> Consigne:
Lisez le texte sur Nan Goldin et répondez brièvement, en marquant vos réponses (a), (b), (c).
(a) Pendant combien de temps Nan Goldin a-t-elle photographié ses proches ?
(b) En quelle année date l'autoportrait Nan One Month After Being Battered ?
(c) Comment présente-t-elle son œuvre ?

> Extrait fourni:
All by my selfie
Icône des années 1980, Nan Goldin a révolutionné la photographie, en faisant de sa vie son œuvre. Durant près de quarante ans, elle n’a eu de cesse de photographier ses proches dans leur intimité. Fous rires, soirées, sexe, drogue, étreintes, enfants, maladie, enterrement. L’artiste a cherché retenir chaque moment partagé avec ses amis, luttant de toute ses forces contre le temps et l’oubli. Elle a également réalisé de nombreux autoportraits, dont le très célèbre Nan One Month After Being Battered (« Nan un mois après avoir été battue », 1984). À la fin des années 1980, le fléau du sida déferle, emportant ses meilleurs amis, qu’elle aura ainsi photographiées jusqu’à la mort. Son œuvre, qu’elle présente comme un « journal intime », devient le récit de toute une génération. Contrairement à Diane Arbus, à qui elle est souvent comparée, elle a aboli la distance conventionnelle qui la séparait de ses sujets : « Je veux montrer exactement à quoi mon monde ressemble, sans glamour, sans glorification » (The Ballade of Sexual Dependency, 2006).

> Données sources:
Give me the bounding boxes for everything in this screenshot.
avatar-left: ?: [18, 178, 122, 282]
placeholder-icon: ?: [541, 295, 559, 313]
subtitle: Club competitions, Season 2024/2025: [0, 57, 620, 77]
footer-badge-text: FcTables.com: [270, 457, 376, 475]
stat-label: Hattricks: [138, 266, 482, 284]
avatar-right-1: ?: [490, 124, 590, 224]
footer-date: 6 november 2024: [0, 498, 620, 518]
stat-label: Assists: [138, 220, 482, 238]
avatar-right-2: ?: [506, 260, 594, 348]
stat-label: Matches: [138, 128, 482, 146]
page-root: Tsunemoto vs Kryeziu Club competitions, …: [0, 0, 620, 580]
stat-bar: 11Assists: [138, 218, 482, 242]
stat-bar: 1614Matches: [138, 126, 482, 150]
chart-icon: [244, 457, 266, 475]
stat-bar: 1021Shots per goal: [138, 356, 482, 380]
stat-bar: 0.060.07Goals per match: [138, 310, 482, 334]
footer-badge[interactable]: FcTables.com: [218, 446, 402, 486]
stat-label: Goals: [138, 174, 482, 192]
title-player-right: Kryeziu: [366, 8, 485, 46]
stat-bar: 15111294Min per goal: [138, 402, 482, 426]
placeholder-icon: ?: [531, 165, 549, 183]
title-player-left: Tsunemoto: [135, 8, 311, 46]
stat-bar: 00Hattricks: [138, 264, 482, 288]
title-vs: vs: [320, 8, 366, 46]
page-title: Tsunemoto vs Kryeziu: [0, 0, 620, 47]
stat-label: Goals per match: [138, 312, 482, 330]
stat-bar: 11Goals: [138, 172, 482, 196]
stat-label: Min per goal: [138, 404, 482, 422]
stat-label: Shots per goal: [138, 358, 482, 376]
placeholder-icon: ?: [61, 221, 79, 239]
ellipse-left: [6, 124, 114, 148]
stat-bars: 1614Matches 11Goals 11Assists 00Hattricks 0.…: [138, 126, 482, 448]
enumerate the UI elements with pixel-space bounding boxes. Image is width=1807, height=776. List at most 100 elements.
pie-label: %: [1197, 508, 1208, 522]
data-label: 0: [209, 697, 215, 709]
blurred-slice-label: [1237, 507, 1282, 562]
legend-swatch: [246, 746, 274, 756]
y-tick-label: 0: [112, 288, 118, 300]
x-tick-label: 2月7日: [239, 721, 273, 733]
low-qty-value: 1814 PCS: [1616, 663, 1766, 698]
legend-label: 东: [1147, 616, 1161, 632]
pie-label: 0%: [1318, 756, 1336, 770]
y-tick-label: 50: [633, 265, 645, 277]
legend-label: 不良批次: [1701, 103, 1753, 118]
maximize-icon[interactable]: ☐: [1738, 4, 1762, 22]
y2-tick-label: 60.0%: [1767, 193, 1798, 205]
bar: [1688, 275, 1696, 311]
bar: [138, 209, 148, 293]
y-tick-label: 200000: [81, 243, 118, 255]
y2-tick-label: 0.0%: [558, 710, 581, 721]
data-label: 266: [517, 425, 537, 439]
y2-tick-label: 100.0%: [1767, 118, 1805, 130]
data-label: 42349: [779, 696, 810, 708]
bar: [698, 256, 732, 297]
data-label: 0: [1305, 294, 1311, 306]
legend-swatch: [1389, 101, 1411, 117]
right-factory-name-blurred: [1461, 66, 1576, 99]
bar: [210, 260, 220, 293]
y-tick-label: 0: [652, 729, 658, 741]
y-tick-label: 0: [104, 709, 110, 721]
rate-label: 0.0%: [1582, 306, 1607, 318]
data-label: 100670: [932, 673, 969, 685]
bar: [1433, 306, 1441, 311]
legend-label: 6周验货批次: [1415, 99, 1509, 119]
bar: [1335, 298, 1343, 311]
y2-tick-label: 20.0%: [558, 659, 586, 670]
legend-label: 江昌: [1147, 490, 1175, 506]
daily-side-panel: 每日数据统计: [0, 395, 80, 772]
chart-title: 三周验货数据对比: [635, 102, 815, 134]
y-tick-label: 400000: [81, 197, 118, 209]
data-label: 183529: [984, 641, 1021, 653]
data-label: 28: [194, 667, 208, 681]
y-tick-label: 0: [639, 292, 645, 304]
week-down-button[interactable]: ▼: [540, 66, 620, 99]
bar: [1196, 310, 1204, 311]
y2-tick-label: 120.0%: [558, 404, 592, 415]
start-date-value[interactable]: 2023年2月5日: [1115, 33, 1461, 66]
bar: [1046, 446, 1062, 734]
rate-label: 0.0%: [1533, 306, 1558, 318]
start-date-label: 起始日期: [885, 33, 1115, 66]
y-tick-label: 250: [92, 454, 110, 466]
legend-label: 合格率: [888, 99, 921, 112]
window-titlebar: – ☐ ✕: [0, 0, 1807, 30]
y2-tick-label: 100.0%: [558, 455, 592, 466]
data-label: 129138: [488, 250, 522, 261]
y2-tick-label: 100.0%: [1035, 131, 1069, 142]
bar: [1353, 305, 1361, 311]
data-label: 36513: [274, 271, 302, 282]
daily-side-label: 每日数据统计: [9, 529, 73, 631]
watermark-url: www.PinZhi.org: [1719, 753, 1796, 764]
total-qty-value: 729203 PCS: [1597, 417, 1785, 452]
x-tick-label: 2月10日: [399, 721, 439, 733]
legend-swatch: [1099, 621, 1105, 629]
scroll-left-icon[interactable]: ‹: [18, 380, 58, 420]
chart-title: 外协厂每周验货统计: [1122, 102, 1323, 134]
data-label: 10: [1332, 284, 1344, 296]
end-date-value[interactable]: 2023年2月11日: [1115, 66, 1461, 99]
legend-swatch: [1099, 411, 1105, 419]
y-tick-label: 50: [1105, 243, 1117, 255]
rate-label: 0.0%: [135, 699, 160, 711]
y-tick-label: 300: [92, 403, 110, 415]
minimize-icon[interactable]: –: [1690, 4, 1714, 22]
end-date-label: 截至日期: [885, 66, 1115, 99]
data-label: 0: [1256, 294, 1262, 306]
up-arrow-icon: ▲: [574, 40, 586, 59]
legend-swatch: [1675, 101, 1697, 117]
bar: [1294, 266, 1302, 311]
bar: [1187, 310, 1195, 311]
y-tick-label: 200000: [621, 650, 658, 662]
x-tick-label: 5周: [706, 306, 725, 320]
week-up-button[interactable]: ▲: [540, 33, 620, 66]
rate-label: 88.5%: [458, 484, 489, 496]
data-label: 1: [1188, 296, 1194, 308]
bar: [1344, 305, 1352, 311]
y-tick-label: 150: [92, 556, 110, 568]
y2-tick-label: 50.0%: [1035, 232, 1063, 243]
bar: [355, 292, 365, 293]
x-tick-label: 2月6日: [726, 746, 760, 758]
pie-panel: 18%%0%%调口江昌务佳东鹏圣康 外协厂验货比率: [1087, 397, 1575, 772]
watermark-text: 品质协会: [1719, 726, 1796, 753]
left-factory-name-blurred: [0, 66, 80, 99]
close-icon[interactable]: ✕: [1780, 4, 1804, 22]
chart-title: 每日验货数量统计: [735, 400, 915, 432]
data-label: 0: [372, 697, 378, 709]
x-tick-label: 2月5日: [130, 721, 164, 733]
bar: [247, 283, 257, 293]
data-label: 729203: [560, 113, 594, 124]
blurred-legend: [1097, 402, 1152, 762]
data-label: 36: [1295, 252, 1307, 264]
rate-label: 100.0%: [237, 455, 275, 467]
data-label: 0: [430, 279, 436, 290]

> Réponse:
(a) Pendant près de quarante ans.
(b) En 1984.
(c) Comme un « journal intime ».